Data items
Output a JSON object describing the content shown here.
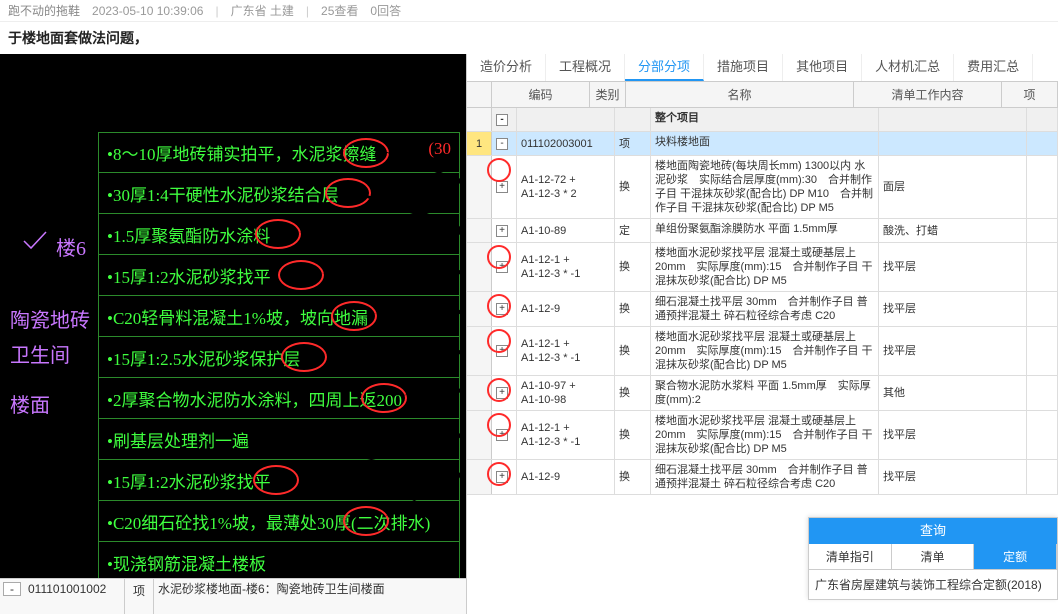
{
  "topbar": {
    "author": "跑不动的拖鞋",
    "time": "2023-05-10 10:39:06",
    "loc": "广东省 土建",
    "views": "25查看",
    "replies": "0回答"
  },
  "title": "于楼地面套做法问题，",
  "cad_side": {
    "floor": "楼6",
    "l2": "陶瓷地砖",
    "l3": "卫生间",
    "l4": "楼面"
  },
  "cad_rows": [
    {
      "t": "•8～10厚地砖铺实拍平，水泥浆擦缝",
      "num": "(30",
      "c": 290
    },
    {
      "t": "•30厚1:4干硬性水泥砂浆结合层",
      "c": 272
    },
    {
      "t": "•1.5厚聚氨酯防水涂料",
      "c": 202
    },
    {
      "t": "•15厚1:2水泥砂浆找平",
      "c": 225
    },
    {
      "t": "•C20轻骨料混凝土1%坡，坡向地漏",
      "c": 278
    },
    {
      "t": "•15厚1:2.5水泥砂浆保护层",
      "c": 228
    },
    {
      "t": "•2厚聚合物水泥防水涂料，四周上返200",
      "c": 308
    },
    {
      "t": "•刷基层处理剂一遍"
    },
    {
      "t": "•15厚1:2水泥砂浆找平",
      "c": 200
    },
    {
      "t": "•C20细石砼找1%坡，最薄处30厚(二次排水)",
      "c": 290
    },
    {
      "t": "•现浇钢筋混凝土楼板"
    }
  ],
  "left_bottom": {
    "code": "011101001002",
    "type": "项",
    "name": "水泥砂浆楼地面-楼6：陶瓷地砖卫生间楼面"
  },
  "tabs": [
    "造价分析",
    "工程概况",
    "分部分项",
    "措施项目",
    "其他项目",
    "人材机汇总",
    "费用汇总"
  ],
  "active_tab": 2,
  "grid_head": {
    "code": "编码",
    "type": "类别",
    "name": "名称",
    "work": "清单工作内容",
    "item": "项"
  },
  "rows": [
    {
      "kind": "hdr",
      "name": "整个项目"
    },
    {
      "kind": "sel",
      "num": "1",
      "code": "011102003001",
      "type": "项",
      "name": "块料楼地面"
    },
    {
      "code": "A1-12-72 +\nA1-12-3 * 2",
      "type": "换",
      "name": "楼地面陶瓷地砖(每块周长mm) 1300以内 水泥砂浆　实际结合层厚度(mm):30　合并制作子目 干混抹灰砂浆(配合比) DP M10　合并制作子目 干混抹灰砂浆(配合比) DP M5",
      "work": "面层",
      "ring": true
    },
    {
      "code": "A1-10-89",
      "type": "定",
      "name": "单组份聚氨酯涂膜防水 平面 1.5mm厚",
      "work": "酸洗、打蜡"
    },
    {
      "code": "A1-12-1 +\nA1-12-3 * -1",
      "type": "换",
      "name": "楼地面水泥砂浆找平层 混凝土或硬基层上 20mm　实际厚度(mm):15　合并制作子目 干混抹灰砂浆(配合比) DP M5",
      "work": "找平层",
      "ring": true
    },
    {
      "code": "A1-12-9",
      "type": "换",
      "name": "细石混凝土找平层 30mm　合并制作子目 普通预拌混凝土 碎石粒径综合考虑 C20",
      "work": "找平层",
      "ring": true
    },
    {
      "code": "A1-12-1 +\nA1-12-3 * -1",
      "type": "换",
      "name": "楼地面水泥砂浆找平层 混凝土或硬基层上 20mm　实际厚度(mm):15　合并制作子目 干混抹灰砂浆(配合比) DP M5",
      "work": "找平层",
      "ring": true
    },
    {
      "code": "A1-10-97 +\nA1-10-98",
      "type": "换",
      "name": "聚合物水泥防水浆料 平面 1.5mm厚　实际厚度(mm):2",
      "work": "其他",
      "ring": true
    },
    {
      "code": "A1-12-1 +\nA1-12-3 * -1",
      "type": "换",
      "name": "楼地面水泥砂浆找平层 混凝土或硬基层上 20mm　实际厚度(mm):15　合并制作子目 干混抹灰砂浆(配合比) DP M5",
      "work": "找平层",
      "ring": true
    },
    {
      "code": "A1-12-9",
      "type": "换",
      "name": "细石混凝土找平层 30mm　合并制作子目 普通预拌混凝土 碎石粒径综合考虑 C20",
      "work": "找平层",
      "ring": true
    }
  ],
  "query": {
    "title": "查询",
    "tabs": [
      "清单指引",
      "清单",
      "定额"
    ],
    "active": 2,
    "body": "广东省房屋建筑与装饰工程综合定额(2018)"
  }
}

** What to work on **
Pictures in the records must not appear in the copy; transcribe everything else precisely.

** Final result **
Output a JSON object describing the content shown here.
{
  "topbar": {
    "author": "跑不动的拖鞋",
    "time": "2023-05-10 10:39:06",
    "loc": "广东省 土建",
    "views": "25查看",
    "replies": "0回答"
  },
  "title": "于楼地面套做法问题，",
  "cad_side": {
    "floor": "楼6",
    "l2": "陶瓷地砖",
    "l3": "卫生间",
    "l4": "楼面"
  },
  "cad_rows": [
    {
      "t": "•8～10厚地砖铺实拍平，水泥浆擦缝",
      "num": "(30",
      "c": 290
    },
    {
      "t": "•30厚1:4干硬性水泥砂浆结合层",
      "c": 272
    },
    {
      "t": "•1.5厚聚氨酯防水涂料",
      "c": 202
    },
    {
      "t": "•15厚1:2水泥砂浆找平",
      "c": 225
    },
    {
      "t": "•C20轻骨料混凝土1%坡，坡向地漏",
      "c": 278
    },
    {
      "t": "•15厚1:2.5水泥砂浆保护层",
      "c": 228
    },
    {
      "t": "•2厚聚合物水泥防水涂料，四周上返200",
      "c": 308
    },
    {
      "t": "•刷基层处理剂一遍"
    },
    {
      "t": "•15厚1:2水泥砂浆找平",
      "c": 200
    },
    {
      "t": "•C20细石砼找1%坡，最薄处30厚(二次排水)",
      "c": 290
    },
    {
      "t": "•现浇钢筋混凝土楼板"
    }
  ],
  "left_bottom": {
    "code": "011101001002",
    "type": "项",
    "name": "水泥砂浆楼地面-楼6：陶瓷地砖卫生间楼面"
  },
  "tabs": [
    "造价分析",
    "工程概况",
    "分部分项",
    "措施项目",
    "其他项目",
    "人材机汇总",
    "费用汇总"
  ],
  "active_tab": 2,
  "grid_head": {
    "code": "编码",
    "type": "类别",
    "name": "名称",
    "work": "清单工作内容",
    "item": "项"
  },
  "rows": [
    {
      "kind": "hdr",
      "name": "整个项目"
    },
    {
      "kind": "sel",
      "num": "1",
      "code": "011102003001",
      "type": "项",
      "name": "块料楼地面"
    },
    {
      "code": "A1-12-72 +\nA1-12-3 * 2",
      "type": "换",
      "name": "楼地面陶瓷地砖(每块周长mm) 1300以内 水泥砂浆　实际结合层厚度(mm):30　合并制作子目 干混抹灰砂浆(配合比) DP M10　合并制作子目 干混抹灰砂浆(配合比) DP M5",
      "work": "面层",
      "ring": true
    },
    {
      "code": "A1-10-89",
      "type": "定",
      "name": "单组份聚氨酯涂膜防水 平面 1.5mm厚",
      "work": "酸洗、打蜡"
    },
    {
      "code": "A1-12-1 +\nA1-12-3 * -1",
      "type": "换",
      "name": "楼地面水泥砂浆找平层 混凝土或硬基层上 20mm　实际厚度(mm):15　合并制作子目 干混抹灰砂浆(配合比) DP M5",
      "work": "找平层",
      "ring": true
    },
    {
      "code": "A1-12-9",
      "type": "换",
      "name": "细石混凝土找平层 30mm　合并制作子目 普通预拌混凝土 碎石粒径综合考虑 C20",
      "work": "找平层",
      "ring": true
    },
    {
      "code": "A1-12-1 +\nA1-12-3 * -1",
      "type": "换",
      "name": "楼地面水泥砂浆找平层 混凝土或硬基层上 20mm　实际厚度(mm):15　合并制作子目 干混抹灰砂浆(配合比) DP M5",
      "work": "找平层",
      "ring": true
    },
    {
      "code": "A1-10-97 +\nA1-10-98",
      "type": "换",
      "name": "聚合物水泥防水浆料 平面 1.5mm厚　实际厚度(mm):2",
      "work": "其他",
      "ring": true
    },
    {
      "code": "A1-12-1 +\nA1-12-3 * -1",
      "type": "换",
      "name": "楼地面水泥砂浆找平层 混凝土或硬基层上 20mm　实际厚度(mm):15　合并制作子目 干混抹灰砂浆(配合比) DP M5",
      "work": "找平层",
      "ring": true
    },
    {
      "code": "A1-12-9",
      "type": "换",
      "name": "细石混凝土找平层 30mm　合并制作子目 普通预拌混凝土 碎石粒径综合考虑 C20",
      "work": "找平层",
      "ring": true
    }
  ],
  "query": {
    "title": "查询",
    "tabs": [
      "清单指引",
      "清单",
      "定额"
    ],
    "active": 2,
    "body": "广东省房屋建筑与装饰工程综合定额(2018)"
  }
}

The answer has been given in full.